>> Start Material provided

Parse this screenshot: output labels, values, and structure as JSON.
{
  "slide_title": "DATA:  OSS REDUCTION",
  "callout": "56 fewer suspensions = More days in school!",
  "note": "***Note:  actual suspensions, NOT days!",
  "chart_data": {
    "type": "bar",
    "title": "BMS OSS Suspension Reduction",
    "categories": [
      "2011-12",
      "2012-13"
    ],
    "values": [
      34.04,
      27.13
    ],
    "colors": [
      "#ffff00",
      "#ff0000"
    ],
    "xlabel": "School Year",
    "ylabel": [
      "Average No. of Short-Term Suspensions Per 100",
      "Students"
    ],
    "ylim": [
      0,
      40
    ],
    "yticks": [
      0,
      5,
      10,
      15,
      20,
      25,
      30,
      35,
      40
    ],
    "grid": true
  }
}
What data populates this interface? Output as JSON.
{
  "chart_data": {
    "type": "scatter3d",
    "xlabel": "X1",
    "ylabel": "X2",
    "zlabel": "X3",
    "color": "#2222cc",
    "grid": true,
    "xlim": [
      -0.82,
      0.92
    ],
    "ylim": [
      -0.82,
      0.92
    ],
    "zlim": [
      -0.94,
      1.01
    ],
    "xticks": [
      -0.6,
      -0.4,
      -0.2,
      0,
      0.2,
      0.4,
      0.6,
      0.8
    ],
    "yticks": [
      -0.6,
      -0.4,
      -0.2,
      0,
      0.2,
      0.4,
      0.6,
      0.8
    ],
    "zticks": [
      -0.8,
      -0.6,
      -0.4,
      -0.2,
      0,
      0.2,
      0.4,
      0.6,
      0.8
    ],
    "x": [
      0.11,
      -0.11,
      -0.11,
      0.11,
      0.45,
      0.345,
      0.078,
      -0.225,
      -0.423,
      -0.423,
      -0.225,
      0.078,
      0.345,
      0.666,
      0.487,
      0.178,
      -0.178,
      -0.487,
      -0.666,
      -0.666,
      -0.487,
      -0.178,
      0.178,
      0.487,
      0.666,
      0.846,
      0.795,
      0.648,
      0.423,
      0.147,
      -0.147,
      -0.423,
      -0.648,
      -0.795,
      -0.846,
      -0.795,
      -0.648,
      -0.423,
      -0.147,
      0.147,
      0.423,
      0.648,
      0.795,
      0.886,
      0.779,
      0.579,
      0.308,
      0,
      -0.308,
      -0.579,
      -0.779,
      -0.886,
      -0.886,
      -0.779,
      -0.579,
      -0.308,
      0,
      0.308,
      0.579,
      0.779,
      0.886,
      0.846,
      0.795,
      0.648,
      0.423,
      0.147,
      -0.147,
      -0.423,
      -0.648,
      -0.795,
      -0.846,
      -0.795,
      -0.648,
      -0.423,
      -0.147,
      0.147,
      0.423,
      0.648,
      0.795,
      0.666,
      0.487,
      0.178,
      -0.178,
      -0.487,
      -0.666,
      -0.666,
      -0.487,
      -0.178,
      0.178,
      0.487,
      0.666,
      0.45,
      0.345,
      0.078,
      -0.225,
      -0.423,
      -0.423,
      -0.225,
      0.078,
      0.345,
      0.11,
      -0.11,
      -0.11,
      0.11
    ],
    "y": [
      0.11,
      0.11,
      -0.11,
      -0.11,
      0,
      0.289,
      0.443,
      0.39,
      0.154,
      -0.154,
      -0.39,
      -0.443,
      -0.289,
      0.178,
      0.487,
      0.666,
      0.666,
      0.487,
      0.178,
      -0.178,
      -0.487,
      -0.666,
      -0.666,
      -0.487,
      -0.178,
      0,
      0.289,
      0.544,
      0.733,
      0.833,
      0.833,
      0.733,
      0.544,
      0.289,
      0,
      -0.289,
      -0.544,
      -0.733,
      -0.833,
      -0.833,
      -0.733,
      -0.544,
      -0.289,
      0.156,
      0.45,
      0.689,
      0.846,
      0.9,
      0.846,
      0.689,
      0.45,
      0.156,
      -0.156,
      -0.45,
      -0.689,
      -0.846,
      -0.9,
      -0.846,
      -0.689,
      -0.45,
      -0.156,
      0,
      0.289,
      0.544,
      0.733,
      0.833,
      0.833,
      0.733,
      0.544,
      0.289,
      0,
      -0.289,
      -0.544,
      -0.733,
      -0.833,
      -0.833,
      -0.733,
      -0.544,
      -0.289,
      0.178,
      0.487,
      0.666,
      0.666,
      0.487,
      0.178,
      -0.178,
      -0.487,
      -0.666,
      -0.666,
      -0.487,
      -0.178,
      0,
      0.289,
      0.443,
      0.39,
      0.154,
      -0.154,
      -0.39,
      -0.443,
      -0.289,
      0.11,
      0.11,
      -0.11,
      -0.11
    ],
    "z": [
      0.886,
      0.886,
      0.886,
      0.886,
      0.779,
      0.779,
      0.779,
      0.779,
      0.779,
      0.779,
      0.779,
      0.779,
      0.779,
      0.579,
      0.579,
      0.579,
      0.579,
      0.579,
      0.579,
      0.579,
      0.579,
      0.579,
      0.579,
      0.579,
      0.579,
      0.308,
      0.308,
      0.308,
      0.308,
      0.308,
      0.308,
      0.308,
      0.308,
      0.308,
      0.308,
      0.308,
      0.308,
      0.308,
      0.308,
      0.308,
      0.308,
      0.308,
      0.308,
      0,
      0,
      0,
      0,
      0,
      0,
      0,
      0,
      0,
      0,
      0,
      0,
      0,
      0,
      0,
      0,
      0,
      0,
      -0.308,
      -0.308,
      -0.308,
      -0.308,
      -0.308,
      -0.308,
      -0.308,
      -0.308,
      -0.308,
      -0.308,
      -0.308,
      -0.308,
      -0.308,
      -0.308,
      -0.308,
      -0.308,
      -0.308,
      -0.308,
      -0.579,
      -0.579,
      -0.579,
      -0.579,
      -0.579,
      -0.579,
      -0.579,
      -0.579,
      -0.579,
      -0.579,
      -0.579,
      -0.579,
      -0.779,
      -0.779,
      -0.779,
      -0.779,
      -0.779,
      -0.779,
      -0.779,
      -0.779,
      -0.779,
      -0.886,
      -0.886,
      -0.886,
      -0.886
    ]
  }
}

>> End Material provided

Work to be completed: Print all of the entries exactly as they appear.

Problem solution:
Parse this screenshot: output labels, values, and structure as JSON.
{
  "slide_title": "DATA:  OSS REDUCTION",
  "callout": "56 fewer suspensions = More days in school!",
  "note": "***Note:  actual suspensions, NOT days!",
  "chart_data": {
    "type": "bar",
    "title": "BMS OSS Suspension Reduction",
    "categories": [
      "2011-12",
      "2012-13"
    ],
    "values": [
      34.04,
      27.13
    ],
    "colors": [
      "#ffff00",
      "#ff0000"
    ],
    "xlabel": "School Year",
    "ylabel": [
      "Average No. of Short-Term Suspensions Per 100",
      "Students"
    ],
    "ylim": [
      0,
      40
    ],
    "yticks": [
      0,
      5,
      10,
      15,
      20,
      25,
      30,
      35,
      40
    ],
    "grid": true
  }
}
What data populates this interface? Output as JSON.
{
  "chart_data": {
    "type": "scatter3d",
    "xlabel": "X1",
    "ylabel": "X2",
    "zlabel": "X3",
    "color": "#2222cc",
    "grid": true,
    "xlim": [
      -0.82,
      0.92
    ],
    "ylim": [
      -0.82,
      0.92
    ],
    "zlim": [
      -0.94,
      1.01
    ],
    "xticks": [
      -0.6,
      -0.4,
      -0.2,
      0,
      0.2,
      0.4,
      0.6,
      0.8
    ],
    "yticks": [
      -0.6,
      -0.4,
      -0.2,
      0,
      0.2,
      0.4,
      0.6,
      0.8
    ],
    "zticks": [
      -0.8,
      -0.6,
      -0.4,
      -0.2,
      0,
      0.2,
      0.4,
      0.6,
      0.8
    ],
    "x": [
      0.11,
      -0.11,
      -0.11,
      0.11,
      0.45,
      0.345,
      0.078,
      -0.225,
      -0.423,
      -0.423,
      -0.225,
      0.078,
      0.345,
      0.666,
      0.487,
      0.178,
      -0.178,
      -0.487,
      -0.666,
      -0.666,
      -0.487,
      -0.178,
      0.178,
      0.487,
      0.666,
      0.846,
      0.795,
      0.648,
      0.423,
      0.147,
      -0.147,
      -0.423,
      -0.648,
      -0.795,
      -0.846,
      -0.795,
      -0.648,
      -0.423,
      -0.147,
      0.147,
      0.423,
      0.648,
      0.795,
      0.886,
      0.779,
      0.579,
      0.308,
      0,
      -0.308,
      -0.579,
      -0.779,
      -0.886,
      -0.886,
      -0.779,
      -0.579,
      -0.308,
      0,
      0.308,
      0.579,
      0.779,
      0.886,
      0.846,
      0.795,
      0.648,
      0.423,
      0.147,
      -0.147,
      -0.423,
      -0.648,
      -0.795,
      -0.846,
      -0.795,
      -0.648,
      -0.423,
      -0.147,
      0.147,
      0.423,
      0.648,
      0.795,
      0.666,
      0.487,
      0.178,
      -0.178,
      -0.487,
      -0.666,
      -0.666,
      -0.487,
      -0.178,
      0.178,
      0.487,
      0.666,
      0.45,
      0.345,
      0.078,
      -0.225,
      -0.423,
      -0.423,
      -0.225,
      0.078,
      0.345,
      0.11,
      -0.11,
      -0.11,
      0.11
    ],
    "y": [
      0.11,
      0.11,
      -0.11,
      -0.11,
      0,
      0.289,
      0.443,
      0.39,
      0.154,
      -0.154,
      -0.39,
      -0.443,
      -0.289,
      0.178,
      0.487,
      0.666,
      0.666,
      0.487,
      0.178,
      -0.178,
      -0.487,
      -0.666,
      -0.666,
      -0.487,
      -0.178,
      0,
      0.289,
      0.544,
      0.733,
      0.833,
      0.833,
      0.733,
      0.544,
      0.289,
      0,
      -0.289,
      -0.544,
      -0.733,
      -0.833,
      -0.833,
      -0.733,
      -0.544,
      -0.289,
      0.156,
      0.45,
      0.689,
      0.846,
      0.9,
      0.846,
      0.689,
      0.45,
      0.156,
      -0.156,
      -0.45,
      -0.689,
      -0.846,
      -0.9,
      -0.846,
      -0.689,
      -0.45,
      -0.156,
      0,
      0.289,
      0.544,
      0.733,
      0.833,
      0.833,
      0.733,
      0.544,
      0.289,
      0,
      -0.289,
      -0.544,
      -0.733,
      -0.833,
      -0.833,
      -0.733,
      -0.544,
      -0.289,
      0.178,
      0.487,
      0.666,
      0.666,
      0.487,
      0.178,
      -0.178,
      -0.487,
      -0.666,
      -0.666,
      -0.487,
      -0.178,
      0,
      0.289,
      0.443,
      0.39,
      0.154,
      -0.154,
      -0.39,
      -0.443,
      -0.289,
      0.11,
      0.11,
      -0.11,
      -0.11
    ],
    "z": [
      0.886,
      0.886,
      0.886,
      0.886,
      0.779,
      0.779,
      0.779,
      0.779,
      0.779,
      0.779,
      0.779,
      0.779,
      0.779,
      0.579,
      0.579,
      0.579,
      0.579,
      0.579,
      0.579,
      0.579,
      0.579,
      0.579,
      0.579,
      0.579,
      0.579,
      0.308,
      0.308,
      0.308,
      0.308,
      0.308,
      0.308,
      0.308,
      0.308,
      0.308,
      0.308,
      0.308,
      0.308,
      0.308,
      0.308,
      0.308,
      0.308,
      0.308,
      0.308,
      0,
      0,
      0,
      0,
      0,
      0,
      0,
      0,
      0,
      0,
      0,
      0,
      0,
      0,
      0,
      0,
      0,
      0,
      -0.308,
      -0.308,
      -0.308,
      -0.308,
      -0.308,
      -0.308,
      -0.308,
      -0.308,
      -0.308,
      -0.308,
      -0.308,
      -0.308,
      -0.308,
      -0.308,
      -0.308,
      -0.308,
      -0.308,
      -0.308,
      -0.579,
      -0.579,
      -0.579,
      -0.579,
      -0.579,
      -0.579,
      -0.579,
      -0.579,
      -0.579,
      -0.579,
      -0.579,
      -0.579,
      -0.779,
      -0.779,
      -0.779,
      -0.779,
      -0.779,
      -0.779,
      -0.779,
      -0.779,
      -0.779,
      -0.886,
      -0.886,
      -0.886,
      -0.886
    ]
  }
}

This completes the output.